| Dataset entries |
────────
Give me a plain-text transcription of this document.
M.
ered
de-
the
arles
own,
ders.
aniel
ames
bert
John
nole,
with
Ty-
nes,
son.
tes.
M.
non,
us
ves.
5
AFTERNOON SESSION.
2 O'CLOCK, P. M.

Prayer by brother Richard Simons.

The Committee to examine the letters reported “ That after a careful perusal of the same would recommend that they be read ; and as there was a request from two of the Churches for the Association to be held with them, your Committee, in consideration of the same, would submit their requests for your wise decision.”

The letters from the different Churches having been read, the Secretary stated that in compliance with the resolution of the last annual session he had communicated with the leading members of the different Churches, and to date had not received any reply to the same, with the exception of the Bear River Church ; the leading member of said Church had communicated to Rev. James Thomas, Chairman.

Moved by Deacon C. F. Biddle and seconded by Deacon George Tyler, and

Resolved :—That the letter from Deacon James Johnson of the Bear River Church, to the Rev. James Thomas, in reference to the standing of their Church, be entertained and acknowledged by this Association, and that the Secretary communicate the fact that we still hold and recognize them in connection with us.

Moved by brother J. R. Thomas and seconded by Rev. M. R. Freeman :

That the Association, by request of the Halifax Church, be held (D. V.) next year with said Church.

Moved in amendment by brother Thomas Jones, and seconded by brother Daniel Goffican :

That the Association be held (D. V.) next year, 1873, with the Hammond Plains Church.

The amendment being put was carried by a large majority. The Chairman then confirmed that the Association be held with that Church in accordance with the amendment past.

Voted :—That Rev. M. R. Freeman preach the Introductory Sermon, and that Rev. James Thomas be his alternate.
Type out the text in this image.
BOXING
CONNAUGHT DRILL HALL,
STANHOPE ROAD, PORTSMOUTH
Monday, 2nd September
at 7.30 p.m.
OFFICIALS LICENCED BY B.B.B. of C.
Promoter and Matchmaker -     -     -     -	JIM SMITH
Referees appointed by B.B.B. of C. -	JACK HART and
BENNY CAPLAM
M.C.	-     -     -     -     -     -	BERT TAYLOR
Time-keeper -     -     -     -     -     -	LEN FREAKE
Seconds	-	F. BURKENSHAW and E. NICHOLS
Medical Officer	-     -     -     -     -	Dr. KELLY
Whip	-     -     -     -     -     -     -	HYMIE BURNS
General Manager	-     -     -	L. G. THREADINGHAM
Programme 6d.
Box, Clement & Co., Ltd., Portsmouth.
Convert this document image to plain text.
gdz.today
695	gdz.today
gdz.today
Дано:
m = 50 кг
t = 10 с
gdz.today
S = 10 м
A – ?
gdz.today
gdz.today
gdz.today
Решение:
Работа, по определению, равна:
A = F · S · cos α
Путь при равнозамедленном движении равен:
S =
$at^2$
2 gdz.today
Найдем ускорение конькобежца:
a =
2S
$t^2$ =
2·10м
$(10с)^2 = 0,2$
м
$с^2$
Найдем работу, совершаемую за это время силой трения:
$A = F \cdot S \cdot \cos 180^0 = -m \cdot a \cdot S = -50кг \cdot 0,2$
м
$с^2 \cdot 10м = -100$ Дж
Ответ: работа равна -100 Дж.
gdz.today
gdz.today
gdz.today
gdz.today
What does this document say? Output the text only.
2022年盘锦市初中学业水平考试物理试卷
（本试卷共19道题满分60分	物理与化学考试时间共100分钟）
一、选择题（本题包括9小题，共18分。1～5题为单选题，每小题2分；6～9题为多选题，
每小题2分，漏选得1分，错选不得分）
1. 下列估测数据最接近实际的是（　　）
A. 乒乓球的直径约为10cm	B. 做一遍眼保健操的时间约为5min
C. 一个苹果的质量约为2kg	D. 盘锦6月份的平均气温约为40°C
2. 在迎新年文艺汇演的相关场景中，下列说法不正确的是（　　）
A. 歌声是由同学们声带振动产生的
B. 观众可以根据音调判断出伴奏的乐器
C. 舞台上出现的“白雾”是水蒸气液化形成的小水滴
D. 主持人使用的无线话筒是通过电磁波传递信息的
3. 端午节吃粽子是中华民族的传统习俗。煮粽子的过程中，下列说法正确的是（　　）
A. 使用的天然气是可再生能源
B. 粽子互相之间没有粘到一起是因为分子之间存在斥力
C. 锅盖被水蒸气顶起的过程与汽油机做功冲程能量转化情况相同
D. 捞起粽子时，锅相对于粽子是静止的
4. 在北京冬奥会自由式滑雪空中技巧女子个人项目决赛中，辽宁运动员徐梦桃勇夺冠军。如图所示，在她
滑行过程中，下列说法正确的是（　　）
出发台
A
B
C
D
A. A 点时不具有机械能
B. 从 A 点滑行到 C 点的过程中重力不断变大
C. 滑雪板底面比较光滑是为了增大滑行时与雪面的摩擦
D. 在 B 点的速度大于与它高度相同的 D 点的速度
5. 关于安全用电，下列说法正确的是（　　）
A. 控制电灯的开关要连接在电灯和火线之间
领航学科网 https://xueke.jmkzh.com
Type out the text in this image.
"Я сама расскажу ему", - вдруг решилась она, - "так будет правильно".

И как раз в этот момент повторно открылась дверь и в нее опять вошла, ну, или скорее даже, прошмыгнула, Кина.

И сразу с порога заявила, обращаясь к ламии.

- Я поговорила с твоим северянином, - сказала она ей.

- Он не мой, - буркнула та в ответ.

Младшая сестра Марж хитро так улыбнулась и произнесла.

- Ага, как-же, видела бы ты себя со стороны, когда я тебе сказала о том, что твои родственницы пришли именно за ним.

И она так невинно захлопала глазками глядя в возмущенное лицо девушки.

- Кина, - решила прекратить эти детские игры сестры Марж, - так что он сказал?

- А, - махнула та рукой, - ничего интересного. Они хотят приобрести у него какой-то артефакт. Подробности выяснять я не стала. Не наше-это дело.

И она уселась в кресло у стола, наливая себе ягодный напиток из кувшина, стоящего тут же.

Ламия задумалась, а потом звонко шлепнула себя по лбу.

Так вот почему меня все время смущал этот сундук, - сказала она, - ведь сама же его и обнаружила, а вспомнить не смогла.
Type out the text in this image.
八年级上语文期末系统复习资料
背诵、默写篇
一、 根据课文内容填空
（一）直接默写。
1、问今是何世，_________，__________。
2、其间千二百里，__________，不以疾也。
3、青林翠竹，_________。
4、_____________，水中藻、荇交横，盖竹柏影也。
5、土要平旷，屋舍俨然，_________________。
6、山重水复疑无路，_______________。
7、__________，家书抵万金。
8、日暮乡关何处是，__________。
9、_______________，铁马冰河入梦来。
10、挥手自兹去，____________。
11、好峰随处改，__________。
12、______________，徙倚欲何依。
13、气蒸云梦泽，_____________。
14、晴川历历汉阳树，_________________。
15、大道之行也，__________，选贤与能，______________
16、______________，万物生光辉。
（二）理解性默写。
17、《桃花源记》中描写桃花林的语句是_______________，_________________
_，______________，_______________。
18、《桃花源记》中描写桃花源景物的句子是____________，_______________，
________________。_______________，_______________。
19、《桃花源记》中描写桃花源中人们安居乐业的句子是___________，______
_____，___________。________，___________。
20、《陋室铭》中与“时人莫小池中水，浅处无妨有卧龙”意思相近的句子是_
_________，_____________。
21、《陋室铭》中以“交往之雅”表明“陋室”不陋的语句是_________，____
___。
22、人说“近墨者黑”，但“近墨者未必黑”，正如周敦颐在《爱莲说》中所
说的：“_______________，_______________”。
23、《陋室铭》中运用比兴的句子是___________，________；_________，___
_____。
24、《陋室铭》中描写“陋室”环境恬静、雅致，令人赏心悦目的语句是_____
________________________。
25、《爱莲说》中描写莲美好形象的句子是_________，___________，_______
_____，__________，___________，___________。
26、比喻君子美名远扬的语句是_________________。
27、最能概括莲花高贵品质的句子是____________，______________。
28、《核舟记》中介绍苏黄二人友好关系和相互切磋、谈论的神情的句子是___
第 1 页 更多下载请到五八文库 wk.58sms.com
────────
| Written problem |
Using the listing above, show every line that includes the string "Moved".

| Exercise solution |
Moved by Deacon C. F. Biddle and seconded by Deacon George Tyler, and
Moved by brother J. R. Thomas and seconded by Rev. M. R. Freeman :
Moved in amendment by brother Thomas Jones, and seconded by brother Daniel Goffican :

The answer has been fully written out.